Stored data
— start —

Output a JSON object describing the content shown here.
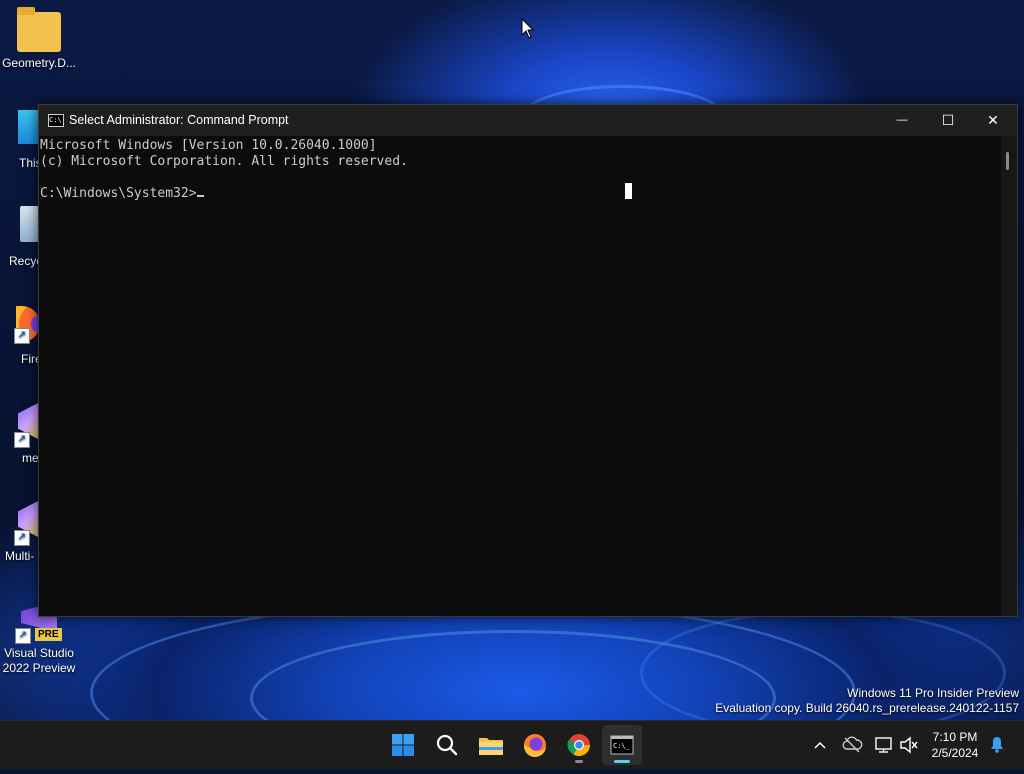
{
  "desktop": {
    "icons": [
      {
        "label": "Geometry.D..."
      },
      {
        "label": "This"
      },
      {
        "label": "Recyc"
      },
      {
        "label": "Fire"
      },
      {
        "label": "me"
      },
      {
        "label": "Multi-"
      },
      {
        "label": "Visual Studio 2022 Preview",
        "badge": "PRE"
      }
    ]
  },
  "window": {
    "title": "Select Administrator: Command Prompt",
    "minimize": "—",
    "maximize": "☐",
    "close": "✕"
  },
  "console": {
    "lines": [
      "Microsoft Windows [Version 10.0.26040.1000]",
      "(c) Microsoft Corporation. All rights reserved.",
      "",
      "C:\\Windows\\System32>"
    ]
  },
  "watermark": {
    "line1": "Windows 11 Pro Insider Preview",
    "line2": "Evaluation copy. Build 26040.rs_prerelease.240122-1157"
  },
  "taskbar": {
    "apps": [
      "start-icon",
      "search-icon",
      "file-explorer-icon",
      "firefox-icon",
      "chrome-icon",
      "command-prompt-icon"
    ],
    "tray": {
      "chevron": "^",
      "time": "7:10 PM",
      "date": "2/5/2024"
    }
  },
  "colors": {
    "console_bg": "#0c0c0c",
    "console_fg": "#cccccc",
    "titlebar": "#1f1f1f",
    "taskbar": "#1c1c1c",
    "accent": "#60cdff"
  }
}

— end —

Your goal:
Print every entry exactly as written, without the pictures.

Result for this task:
Output a JSON object describing the content shown here.
{
  "desktop": {
    "icons": [
      {
        "label": "Geometry.D..."
      },
      {
        "label": "This"
      },
      {
        "label": "Recyc"
      },
      {
        "label": "Fire"
      },
      {
        "label": "me"
      },
      {
        "label": "Multi-"
      },
      {
        "label": "Visual Studio 2022 Preview",
        "badge": "PRE"
      }
    ]
  },
  "window": {
    "title": "Select Administrator: Command Prompt",
    "minimize": "—",
    "maximize": "☐",
    "close": "✕"
  },
  "console": {
    "lines": [
      "Microsoft Windows [Version 10.0.26040.1000]",
      "(c) Microsoft Corporation. All rights reserved.",
      "",
      "C:\\Windows\\System32>"
    ]
  },
  "watermark": {
    "line1": "Windows 11 Pro Insider Preview",
    "line2": "Evaluation copy. Build 26040.rs_prerelease.240122-1157"
  },
  "taskbar": {
    "apps": [
      "start-icon",
      "search-icon",
      "file-explorer-icon",
      "firefox-icon",
      "chrome-icon",
      "command-prompt-icon"
    ],
    "tray": {
      "chevron": "^",
      "time": "7:10 PM",
      "date": "2/5/2024"
    }
  },
  "colors": {
    "console_bg": "#0c0c0c",
    "console_fg": "#cccccc",
    "titlebar": "#1f1f1f",
    "taskbar": "#1c1c1c",
    "accent": "#60cdff"
  }
}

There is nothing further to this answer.